[Part of a data file]
## begin

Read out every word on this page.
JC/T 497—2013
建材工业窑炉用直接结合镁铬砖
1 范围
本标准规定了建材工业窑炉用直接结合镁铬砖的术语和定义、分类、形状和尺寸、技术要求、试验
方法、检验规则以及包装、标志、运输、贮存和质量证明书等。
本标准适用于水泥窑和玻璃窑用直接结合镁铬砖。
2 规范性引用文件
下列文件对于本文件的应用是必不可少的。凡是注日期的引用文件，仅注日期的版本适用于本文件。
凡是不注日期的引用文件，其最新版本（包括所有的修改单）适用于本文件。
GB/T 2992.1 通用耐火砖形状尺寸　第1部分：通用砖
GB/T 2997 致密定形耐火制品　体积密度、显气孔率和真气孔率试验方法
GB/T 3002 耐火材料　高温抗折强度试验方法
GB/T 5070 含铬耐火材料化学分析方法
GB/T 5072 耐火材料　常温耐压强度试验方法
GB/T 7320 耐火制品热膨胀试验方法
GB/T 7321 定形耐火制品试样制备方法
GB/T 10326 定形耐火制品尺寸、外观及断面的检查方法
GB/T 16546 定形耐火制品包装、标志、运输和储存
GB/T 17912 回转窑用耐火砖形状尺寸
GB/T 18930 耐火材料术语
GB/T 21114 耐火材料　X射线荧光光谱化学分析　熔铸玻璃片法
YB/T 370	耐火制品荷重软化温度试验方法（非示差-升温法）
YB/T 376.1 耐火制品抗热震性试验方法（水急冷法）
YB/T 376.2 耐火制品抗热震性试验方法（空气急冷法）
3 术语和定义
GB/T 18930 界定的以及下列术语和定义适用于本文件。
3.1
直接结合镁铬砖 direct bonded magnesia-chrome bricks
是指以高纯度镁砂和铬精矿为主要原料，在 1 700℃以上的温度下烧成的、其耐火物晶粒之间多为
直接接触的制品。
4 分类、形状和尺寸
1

## end

> _Problem statement_
Track down every line of the material containing the string "形状和尺寸", and copy it.

> _Task output_
本标准规定了建材工业窑炉用直接结合镁铬砖的术语和定义、分类、形状和尺寸、技术要求、试验
4 分类、形状和尺寸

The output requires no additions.